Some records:
■ ■ ■

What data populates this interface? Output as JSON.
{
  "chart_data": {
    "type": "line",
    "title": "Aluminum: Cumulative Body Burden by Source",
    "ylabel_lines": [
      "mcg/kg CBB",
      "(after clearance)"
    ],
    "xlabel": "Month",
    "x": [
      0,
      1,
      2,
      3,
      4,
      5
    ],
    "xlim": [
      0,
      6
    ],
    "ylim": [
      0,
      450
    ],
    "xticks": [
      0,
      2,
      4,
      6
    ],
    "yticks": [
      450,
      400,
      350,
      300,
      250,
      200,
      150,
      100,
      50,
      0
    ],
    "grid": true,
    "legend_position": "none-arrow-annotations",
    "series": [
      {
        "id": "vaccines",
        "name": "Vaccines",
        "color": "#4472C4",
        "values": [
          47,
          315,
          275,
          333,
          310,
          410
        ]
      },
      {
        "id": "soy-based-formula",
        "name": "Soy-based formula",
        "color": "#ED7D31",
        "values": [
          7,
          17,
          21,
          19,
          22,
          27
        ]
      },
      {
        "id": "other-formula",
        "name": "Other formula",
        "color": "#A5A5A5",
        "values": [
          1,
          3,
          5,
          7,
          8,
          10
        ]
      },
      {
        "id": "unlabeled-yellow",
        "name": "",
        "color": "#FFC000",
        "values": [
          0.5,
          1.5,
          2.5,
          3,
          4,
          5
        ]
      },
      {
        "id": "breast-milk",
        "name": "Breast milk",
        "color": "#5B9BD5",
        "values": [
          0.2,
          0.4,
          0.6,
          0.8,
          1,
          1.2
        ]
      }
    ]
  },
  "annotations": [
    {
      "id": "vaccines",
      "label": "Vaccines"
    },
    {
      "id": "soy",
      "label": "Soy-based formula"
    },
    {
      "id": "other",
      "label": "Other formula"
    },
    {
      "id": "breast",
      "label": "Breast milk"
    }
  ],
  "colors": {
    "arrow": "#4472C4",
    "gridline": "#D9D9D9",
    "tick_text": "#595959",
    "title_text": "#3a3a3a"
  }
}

■ ■ ■

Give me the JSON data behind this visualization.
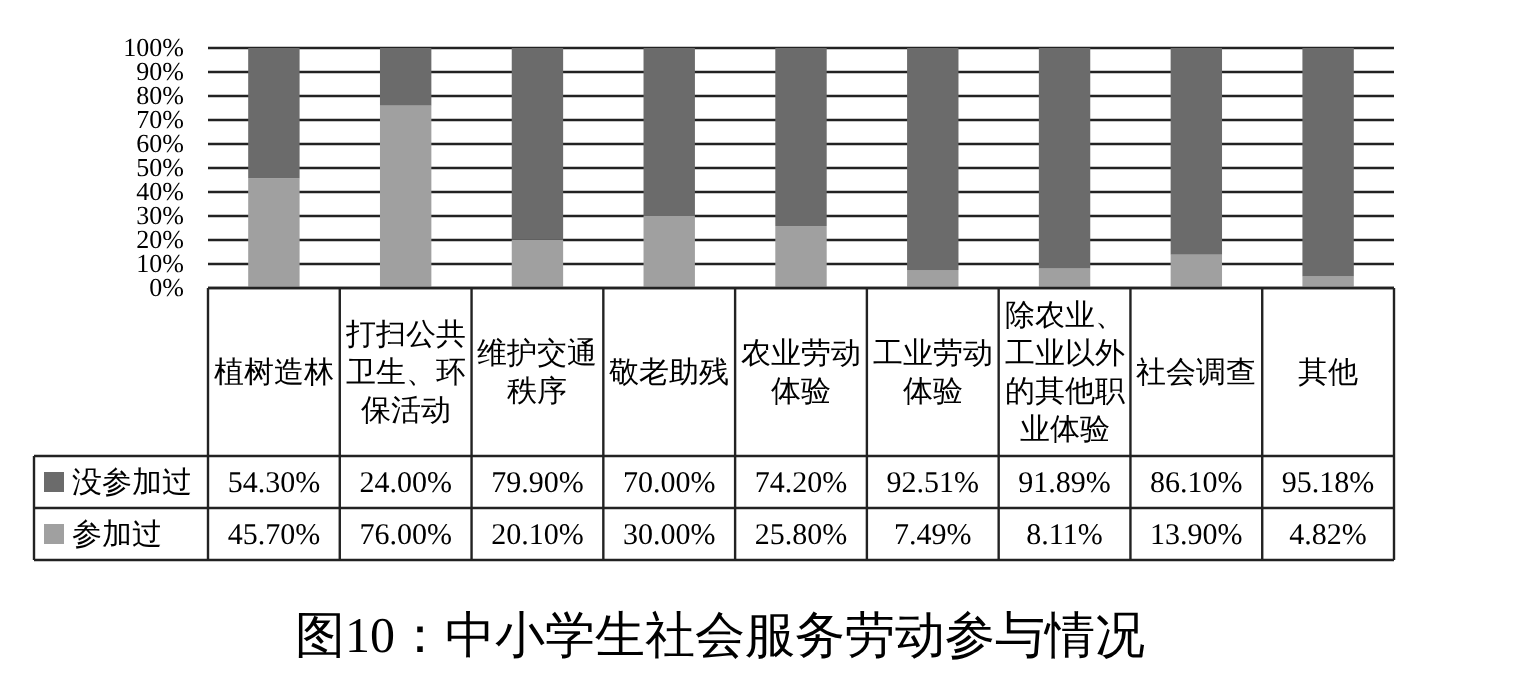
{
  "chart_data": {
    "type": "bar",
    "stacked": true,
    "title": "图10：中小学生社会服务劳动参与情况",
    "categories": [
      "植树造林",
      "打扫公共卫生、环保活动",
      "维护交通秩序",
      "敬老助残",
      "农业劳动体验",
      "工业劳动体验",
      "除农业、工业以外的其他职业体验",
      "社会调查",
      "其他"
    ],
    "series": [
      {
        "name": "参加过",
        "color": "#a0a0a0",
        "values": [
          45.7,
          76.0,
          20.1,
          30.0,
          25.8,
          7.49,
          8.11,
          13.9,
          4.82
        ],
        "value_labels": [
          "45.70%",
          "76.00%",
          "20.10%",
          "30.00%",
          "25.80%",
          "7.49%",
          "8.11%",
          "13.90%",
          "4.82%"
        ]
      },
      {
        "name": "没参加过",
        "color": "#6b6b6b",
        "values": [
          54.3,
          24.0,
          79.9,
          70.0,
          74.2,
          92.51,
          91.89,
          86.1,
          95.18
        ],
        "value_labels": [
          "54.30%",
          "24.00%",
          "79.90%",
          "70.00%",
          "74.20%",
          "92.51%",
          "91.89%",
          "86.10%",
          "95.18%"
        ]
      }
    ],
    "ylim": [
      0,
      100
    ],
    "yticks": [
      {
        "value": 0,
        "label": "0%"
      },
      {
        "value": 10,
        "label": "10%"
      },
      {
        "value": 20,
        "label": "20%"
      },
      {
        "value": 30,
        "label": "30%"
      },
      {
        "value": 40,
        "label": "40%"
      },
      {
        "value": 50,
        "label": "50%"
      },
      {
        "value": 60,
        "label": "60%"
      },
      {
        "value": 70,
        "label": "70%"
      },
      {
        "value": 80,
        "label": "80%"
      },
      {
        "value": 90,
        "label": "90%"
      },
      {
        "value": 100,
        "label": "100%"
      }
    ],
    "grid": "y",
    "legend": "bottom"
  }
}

■ ■ ■

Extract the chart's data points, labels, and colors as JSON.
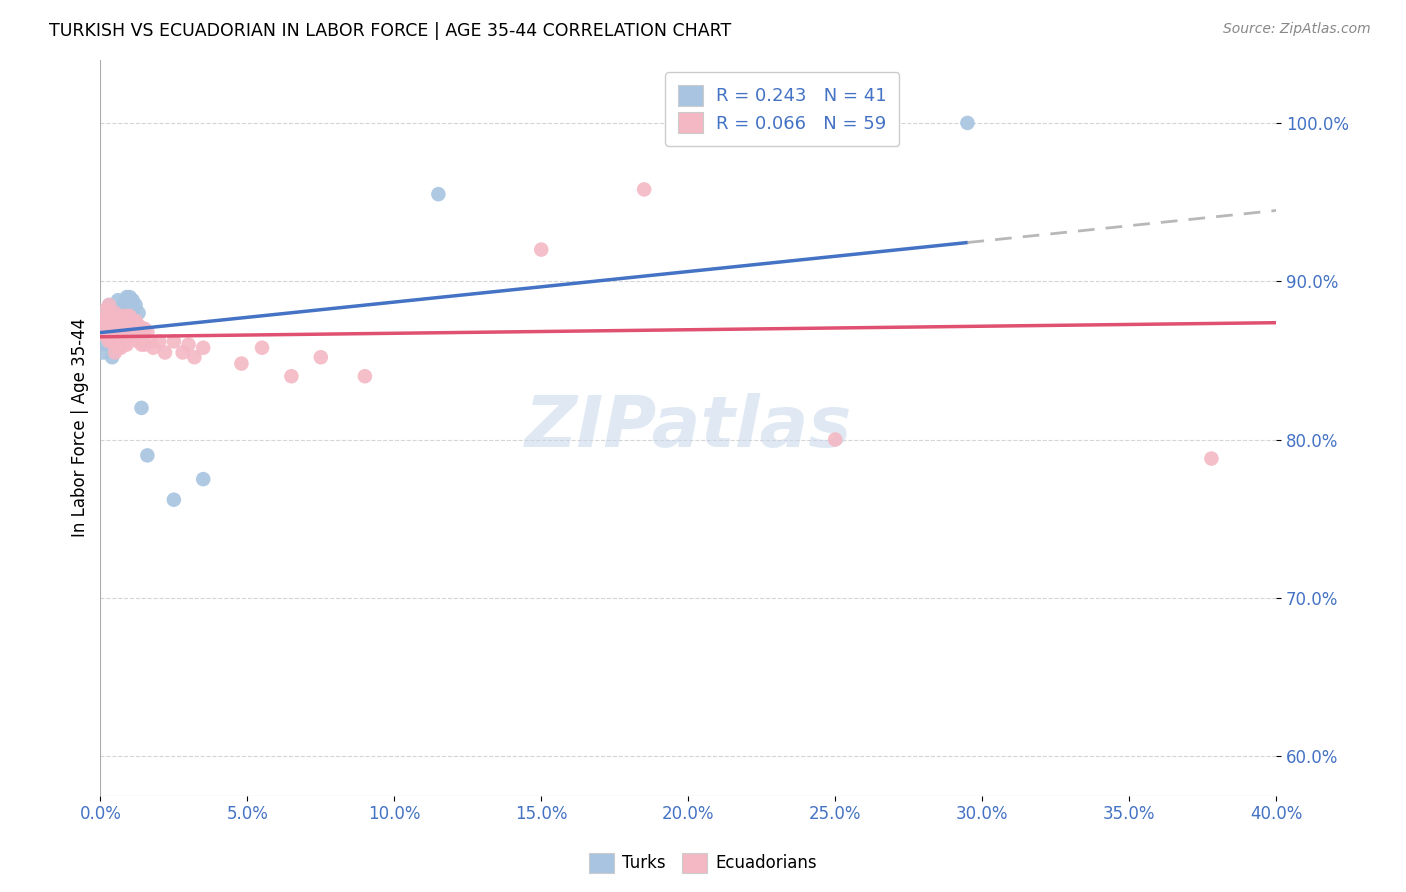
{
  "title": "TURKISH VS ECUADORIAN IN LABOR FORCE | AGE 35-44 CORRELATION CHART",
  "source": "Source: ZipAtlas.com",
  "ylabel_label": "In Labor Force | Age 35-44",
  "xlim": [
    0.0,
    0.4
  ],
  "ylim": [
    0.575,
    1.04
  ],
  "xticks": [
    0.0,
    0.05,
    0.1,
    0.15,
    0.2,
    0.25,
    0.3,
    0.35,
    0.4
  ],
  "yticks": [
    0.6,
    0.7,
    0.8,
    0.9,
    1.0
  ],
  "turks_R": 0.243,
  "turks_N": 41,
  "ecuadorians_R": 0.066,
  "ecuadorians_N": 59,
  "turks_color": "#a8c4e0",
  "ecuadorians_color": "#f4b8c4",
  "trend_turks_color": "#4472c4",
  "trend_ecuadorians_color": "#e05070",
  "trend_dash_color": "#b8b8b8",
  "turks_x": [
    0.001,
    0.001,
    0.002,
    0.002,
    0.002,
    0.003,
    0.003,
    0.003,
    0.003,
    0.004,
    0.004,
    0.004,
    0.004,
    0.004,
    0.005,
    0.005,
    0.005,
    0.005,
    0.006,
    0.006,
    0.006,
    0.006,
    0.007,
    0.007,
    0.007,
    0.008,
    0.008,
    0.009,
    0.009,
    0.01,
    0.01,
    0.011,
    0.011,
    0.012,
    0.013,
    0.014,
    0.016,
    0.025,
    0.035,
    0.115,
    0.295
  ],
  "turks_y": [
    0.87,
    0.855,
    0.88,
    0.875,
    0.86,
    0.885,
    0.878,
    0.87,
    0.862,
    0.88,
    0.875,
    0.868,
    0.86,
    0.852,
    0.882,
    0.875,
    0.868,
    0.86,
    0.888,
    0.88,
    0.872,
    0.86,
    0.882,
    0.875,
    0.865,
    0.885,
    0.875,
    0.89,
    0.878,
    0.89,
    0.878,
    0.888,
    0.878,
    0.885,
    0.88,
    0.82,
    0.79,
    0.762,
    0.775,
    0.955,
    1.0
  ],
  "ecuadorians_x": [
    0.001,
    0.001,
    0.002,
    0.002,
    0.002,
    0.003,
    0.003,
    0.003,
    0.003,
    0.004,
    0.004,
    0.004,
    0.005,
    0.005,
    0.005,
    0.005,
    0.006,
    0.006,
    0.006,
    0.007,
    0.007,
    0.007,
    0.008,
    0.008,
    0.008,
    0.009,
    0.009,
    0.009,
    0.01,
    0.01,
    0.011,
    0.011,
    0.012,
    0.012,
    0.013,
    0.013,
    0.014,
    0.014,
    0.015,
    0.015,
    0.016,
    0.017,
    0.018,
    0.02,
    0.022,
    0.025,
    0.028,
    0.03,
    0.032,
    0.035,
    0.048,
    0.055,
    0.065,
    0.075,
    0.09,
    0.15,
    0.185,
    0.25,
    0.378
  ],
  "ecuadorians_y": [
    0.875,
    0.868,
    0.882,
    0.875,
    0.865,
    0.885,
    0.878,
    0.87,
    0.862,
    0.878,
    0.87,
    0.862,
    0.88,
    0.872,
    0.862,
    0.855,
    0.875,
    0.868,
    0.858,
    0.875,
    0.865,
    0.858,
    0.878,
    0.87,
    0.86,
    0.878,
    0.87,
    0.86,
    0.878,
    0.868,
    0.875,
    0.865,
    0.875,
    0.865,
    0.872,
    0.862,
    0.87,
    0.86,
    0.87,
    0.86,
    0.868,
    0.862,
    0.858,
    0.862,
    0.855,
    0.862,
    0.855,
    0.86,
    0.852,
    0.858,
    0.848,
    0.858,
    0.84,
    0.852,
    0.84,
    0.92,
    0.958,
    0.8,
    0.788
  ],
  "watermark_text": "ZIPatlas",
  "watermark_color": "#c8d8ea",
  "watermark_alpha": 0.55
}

■ ■ ■

Direction: Select and copy each line from the data that includes the word "milk".

Task result:
        "id": "breast-milk",
        "name": "Breast milk",
      "label": "Breast milk"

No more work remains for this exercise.